• [Your goal]:
Report the number of lines that include "Tiempo", with no additional text.

——————————

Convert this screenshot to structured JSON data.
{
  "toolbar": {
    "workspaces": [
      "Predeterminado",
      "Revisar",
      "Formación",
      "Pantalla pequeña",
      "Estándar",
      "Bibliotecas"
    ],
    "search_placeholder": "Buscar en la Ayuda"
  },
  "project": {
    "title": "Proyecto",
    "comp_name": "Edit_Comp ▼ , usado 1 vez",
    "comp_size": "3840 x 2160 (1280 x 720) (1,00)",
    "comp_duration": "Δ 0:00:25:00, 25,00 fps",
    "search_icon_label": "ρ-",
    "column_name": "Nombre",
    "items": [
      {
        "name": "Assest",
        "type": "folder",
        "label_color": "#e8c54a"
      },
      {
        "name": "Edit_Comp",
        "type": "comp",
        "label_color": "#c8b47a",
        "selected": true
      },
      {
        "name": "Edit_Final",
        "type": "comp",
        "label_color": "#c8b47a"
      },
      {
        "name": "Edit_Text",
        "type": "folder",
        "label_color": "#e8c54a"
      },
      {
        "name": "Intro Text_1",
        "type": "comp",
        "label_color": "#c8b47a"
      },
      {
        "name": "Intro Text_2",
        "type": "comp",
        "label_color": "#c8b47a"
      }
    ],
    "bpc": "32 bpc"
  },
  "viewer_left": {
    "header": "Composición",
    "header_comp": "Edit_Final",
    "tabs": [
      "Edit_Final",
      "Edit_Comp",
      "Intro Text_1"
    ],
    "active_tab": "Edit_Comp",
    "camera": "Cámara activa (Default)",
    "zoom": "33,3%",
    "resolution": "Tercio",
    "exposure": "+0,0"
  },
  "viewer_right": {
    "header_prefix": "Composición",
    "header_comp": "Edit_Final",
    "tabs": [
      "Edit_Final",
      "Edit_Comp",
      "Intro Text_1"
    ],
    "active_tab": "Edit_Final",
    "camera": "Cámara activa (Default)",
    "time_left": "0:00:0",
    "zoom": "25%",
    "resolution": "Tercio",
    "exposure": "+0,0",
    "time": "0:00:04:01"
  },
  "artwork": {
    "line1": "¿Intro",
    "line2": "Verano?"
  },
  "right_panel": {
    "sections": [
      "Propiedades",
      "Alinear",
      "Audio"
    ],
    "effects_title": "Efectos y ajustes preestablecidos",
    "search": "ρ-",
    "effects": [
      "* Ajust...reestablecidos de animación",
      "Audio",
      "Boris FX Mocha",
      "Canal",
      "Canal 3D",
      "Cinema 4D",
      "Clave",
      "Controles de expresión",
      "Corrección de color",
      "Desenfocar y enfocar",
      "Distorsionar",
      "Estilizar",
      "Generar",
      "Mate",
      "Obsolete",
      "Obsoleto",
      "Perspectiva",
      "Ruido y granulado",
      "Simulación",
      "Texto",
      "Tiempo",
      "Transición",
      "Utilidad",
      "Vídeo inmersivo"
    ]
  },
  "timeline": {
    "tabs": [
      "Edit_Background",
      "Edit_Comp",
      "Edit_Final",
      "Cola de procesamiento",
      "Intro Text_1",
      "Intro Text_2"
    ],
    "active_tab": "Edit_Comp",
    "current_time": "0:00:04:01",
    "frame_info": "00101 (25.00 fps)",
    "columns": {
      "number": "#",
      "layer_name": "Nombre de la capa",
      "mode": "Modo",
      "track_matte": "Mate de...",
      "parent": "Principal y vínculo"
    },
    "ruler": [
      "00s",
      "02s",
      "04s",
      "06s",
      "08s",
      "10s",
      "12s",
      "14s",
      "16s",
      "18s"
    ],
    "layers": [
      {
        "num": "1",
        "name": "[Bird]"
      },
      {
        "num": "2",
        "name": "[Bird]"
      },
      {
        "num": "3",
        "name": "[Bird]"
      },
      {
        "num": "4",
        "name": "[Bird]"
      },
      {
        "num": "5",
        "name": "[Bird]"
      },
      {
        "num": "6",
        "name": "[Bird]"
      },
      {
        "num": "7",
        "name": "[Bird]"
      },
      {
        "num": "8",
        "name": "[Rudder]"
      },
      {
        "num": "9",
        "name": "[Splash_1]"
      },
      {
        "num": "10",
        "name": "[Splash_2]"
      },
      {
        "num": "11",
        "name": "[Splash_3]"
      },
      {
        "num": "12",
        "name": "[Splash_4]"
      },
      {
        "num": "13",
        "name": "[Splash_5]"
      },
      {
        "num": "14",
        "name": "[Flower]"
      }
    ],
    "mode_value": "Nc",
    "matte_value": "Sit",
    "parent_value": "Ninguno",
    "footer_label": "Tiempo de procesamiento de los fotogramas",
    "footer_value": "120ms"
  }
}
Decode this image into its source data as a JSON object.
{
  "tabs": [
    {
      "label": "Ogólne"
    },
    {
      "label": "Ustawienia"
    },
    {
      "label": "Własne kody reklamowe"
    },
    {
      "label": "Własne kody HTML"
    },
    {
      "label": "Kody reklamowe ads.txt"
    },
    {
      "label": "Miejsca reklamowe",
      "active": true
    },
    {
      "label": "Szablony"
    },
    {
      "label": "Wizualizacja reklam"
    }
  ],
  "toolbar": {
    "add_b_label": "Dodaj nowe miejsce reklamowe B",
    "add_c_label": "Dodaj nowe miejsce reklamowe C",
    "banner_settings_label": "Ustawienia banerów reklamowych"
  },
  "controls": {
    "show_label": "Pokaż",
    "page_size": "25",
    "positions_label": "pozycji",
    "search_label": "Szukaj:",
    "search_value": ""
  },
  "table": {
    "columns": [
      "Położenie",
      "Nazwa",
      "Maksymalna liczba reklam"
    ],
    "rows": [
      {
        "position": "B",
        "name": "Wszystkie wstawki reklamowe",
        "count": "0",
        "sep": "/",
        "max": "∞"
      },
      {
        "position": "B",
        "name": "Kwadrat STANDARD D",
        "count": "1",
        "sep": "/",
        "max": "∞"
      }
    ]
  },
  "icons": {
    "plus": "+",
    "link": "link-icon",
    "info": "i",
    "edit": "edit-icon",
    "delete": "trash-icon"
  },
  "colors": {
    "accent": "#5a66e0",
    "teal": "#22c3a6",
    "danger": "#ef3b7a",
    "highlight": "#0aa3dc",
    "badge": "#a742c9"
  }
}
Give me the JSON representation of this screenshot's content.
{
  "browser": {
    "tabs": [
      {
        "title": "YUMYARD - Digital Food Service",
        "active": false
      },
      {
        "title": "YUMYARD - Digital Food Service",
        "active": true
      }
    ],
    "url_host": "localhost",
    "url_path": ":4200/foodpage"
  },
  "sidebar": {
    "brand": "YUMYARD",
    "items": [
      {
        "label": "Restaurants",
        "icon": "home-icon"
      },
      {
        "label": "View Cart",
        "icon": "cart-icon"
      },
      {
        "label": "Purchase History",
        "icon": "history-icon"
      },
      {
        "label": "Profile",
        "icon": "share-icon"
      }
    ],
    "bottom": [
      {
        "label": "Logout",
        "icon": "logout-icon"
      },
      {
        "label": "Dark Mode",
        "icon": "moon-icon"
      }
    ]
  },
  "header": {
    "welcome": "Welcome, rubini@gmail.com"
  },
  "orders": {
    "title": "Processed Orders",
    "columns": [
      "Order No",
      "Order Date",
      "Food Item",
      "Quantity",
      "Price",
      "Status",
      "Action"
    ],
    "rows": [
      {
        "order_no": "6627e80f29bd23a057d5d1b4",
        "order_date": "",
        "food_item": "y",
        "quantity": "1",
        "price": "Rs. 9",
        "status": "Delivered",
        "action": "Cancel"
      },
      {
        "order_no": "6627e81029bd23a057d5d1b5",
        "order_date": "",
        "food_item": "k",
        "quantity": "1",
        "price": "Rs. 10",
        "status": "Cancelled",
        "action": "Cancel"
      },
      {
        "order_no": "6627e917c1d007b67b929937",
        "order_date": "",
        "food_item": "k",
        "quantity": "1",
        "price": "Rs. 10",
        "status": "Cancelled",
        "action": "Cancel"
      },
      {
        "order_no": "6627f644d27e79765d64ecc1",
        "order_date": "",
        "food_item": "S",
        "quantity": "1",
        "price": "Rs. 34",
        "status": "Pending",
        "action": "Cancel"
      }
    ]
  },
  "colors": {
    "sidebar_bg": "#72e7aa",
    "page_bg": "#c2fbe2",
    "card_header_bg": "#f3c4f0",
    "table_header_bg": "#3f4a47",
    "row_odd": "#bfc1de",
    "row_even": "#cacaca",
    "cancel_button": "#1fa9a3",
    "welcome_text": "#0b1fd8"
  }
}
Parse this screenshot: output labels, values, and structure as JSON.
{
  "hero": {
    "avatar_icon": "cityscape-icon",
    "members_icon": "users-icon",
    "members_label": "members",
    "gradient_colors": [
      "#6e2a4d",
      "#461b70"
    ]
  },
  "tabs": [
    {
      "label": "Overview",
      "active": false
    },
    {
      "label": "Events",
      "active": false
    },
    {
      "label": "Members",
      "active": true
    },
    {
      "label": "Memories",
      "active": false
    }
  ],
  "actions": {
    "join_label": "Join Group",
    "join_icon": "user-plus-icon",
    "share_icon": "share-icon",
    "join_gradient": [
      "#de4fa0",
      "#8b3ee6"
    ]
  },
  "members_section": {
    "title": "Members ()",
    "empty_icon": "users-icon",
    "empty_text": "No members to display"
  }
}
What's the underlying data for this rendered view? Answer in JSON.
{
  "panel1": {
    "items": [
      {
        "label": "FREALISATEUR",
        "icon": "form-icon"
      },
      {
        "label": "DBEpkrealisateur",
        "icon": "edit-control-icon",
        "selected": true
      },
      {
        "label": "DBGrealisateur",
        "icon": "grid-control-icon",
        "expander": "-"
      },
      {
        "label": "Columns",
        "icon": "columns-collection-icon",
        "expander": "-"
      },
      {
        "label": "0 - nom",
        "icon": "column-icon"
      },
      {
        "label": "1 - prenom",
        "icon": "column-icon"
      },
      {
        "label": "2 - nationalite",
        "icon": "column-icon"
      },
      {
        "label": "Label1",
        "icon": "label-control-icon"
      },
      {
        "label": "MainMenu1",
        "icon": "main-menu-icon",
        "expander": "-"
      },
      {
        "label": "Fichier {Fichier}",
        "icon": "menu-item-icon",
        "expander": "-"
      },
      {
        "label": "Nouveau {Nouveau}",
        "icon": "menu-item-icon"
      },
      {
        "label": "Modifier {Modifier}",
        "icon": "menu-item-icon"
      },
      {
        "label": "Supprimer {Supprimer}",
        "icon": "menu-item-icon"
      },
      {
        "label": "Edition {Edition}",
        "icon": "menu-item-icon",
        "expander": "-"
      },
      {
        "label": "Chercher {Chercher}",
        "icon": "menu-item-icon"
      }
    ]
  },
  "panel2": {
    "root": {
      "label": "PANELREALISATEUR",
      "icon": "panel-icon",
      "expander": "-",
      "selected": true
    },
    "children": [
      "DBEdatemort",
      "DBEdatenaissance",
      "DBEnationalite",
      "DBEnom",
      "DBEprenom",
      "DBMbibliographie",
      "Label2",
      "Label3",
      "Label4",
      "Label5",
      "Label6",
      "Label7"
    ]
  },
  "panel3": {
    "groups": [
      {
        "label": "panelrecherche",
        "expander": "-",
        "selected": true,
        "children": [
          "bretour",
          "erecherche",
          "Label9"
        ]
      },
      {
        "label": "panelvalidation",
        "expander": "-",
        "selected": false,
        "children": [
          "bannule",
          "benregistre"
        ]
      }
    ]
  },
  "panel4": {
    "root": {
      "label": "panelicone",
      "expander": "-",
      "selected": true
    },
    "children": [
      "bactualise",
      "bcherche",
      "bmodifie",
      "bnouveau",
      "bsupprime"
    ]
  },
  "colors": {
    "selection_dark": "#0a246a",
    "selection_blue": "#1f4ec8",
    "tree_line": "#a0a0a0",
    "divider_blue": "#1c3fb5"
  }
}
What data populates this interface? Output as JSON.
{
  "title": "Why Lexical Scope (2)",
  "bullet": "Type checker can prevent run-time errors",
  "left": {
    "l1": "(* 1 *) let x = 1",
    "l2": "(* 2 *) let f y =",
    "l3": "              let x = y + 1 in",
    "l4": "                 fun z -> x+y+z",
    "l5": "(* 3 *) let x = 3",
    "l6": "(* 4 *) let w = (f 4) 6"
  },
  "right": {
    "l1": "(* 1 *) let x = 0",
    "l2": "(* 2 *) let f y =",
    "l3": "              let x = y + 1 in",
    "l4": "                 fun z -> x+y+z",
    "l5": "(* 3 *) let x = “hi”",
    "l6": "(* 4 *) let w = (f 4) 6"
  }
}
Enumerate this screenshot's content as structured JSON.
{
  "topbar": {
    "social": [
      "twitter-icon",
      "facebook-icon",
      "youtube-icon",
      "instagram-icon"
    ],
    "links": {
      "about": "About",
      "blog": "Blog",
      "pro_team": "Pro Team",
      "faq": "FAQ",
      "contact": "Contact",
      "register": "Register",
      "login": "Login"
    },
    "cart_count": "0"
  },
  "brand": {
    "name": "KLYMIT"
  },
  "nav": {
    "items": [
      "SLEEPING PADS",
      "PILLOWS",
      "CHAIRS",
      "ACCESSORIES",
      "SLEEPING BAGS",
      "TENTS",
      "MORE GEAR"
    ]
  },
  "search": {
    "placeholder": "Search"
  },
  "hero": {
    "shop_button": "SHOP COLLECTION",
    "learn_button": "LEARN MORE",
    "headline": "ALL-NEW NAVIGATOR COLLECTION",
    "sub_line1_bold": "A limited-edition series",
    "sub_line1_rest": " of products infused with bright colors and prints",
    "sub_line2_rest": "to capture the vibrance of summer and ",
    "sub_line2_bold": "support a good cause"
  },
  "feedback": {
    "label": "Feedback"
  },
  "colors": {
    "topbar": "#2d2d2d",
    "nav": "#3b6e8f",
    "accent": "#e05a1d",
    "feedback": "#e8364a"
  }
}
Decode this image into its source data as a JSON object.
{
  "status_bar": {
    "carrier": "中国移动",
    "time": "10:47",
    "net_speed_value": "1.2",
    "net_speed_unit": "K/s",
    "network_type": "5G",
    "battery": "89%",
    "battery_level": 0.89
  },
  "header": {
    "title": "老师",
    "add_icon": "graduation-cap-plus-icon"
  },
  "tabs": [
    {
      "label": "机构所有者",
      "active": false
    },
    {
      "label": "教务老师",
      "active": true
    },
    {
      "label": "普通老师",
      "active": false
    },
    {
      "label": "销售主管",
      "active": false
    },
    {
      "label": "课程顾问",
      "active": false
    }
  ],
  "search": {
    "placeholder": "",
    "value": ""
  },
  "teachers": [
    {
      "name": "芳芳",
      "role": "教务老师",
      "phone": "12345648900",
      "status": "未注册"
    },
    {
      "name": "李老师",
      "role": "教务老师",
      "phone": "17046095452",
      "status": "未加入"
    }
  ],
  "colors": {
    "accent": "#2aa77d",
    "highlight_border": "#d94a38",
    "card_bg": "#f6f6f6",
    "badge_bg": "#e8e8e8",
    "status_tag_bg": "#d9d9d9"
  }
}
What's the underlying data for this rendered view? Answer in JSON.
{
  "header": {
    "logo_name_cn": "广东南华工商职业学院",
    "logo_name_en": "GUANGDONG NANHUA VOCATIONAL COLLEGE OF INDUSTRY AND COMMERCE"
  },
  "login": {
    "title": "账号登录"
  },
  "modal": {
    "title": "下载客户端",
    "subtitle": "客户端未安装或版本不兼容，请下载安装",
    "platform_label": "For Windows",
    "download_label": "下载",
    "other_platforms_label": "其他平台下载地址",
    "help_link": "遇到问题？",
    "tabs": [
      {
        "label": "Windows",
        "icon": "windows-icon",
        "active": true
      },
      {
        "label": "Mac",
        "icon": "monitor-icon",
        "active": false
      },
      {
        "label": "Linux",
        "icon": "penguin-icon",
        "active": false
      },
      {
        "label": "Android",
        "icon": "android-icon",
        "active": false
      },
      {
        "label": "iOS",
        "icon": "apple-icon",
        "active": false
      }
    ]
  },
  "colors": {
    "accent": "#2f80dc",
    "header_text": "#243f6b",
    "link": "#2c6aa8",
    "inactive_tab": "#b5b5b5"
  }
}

——————————

• [Finished answer]:
2